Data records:
--- Start ---
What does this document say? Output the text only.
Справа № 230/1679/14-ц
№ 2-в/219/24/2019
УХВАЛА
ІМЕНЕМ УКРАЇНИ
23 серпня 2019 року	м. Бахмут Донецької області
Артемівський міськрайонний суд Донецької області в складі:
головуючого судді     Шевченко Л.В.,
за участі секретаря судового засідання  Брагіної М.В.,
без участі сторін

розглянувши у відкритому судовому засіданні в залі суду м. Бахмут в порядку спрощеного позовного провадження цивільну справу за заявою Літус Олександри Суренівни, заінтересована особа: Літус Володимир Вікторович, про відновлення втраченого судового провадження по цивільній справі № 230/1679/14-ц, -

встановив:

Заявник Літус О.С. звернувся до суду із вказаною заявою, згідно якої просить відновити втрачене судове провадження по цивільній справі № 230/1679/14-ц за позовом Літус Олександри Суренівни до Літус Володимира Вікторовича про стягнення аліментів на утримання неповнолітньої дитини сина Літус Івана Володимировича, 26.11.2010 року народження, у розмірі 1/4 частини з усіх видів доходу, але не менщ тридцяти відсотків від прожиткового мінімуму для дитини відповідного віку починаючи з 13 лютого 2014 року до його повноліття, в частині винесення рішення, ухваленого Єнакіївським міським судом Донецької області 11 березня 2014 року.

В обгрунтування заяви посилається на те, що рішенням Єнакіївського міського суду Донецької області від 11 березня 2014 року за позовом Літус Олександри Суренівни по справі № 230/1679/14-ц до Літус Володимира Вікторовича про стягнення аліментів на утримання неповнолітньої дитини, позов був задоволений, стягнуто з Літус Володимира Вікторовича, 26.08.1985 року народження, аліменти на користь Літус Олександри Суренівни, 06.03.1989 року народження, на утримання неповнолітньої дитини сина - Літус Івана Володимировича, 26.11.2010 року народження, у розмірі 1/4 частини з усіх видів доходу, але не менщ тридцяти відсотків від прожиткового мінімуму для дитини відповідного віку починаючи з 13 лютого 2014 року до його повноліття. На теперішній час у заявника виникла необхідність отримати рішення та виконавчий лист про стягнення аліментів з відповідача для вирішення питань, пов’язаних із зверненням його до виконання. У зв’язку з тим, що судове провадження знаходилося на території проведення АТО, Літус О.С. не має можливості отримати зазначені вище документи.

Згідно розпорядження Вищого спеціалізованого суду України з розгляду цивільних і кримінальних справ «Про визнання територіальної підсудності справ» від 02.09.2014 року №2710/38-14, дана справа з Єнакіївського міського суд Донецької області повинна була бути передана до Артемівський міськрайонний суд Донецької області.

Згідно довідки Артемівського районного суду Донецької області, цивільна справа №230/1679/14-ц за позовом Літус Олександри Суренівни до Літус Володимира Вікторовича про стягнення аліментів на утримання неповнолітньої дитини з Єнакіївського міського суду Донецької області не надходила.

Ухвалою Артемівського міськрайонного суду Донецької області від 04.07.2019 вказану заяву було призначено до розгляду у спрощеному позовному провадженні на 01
--- End ---
## Task statement
Each line in the data that holds the string "участі" should be found and copied.

## Answer to this task
за участі секретаря судового засідання  Брагіної М.В.,
без участі сторін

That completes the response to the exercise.